(Region annotation records)
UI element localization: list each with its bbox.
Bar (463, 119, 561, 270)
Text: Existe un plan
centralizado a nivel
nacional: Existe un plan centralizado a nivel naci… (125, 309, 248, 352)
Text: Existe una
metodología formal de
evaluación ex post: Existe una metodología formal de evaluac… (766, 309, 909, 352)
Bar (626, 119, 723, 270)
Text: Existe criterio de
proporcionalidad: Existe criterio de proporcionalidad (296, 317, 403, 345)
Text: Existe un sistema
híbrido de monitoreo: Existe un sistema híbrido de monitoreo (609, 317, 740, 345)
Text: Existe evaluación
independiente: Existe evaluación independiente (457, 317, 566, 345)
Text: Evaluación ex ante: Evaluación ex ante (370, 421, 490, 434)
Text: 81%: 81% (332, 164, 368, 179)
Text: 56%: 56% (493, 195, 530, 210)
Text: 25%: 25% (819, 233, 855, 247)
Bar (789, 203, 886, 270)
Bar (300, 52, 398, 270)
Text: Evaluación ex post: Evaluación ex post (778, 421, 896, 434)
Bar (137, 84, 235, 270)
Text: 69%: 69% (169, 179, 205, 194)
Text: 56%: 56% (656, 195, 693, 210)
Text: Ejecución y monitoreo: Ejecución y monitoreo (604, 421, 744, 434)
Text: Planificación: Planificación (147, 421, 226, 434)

EXERCISE: Reproduce every line of the material above verbatim, changing nothing.

RESULT FOR THIS TASK:
UI element localization: list each with its bbox.
Bar (463, 119, 561, 270)
Text: Existe un plan
centralizado a nivel
nacional: Existe un plan centralizado a nivel naci… (125, 309, 248, 352)
Text: Existe una
metodología formal de
evaluación ex post: Existe una metodología formal de evaluac… (766, 309, 909, 352)
Bar (626, 119, 723, 270)
Text: Existe criterio de
proporcionalidad: Existe criterio de proporcionalidad (296, 317, 403, 345)
Text: Existe un sistema
híbrido de monitoreo: Existe un sistema híbrido de monitoreo (609, 317, 740, 345)
Text: Existe evaluación
independiente: Existe evaluación independiente (457, 317, 566, 345)
Text: Evaluación ex ante: Evaluación ex ante (370, 421, 490, 434)
Text: 81%: 81% (332, 164, 368, 179)
Text: 56%: 56% (493, 195, 530, 210)
Text: 25%: 25% (819, 233, 855, 247)
Bar (789, 203, 886, 270)
Bar (300, 52, 398, 270)
Text: Evaluación ex post: Evaluación ex post (778, 421, 896, 434)
Bar (137, 84, 235, 270)
Text: 69%: 69% (169, 179, 205, 194)
Text: 56%: 56% (656, 195, 693, 210)
Text: Ejecución y monitoreo: Ejecución y monitoreo (604, 421, 744, 434)
Text: Planificación: Planificación (147, 421, 226, 434)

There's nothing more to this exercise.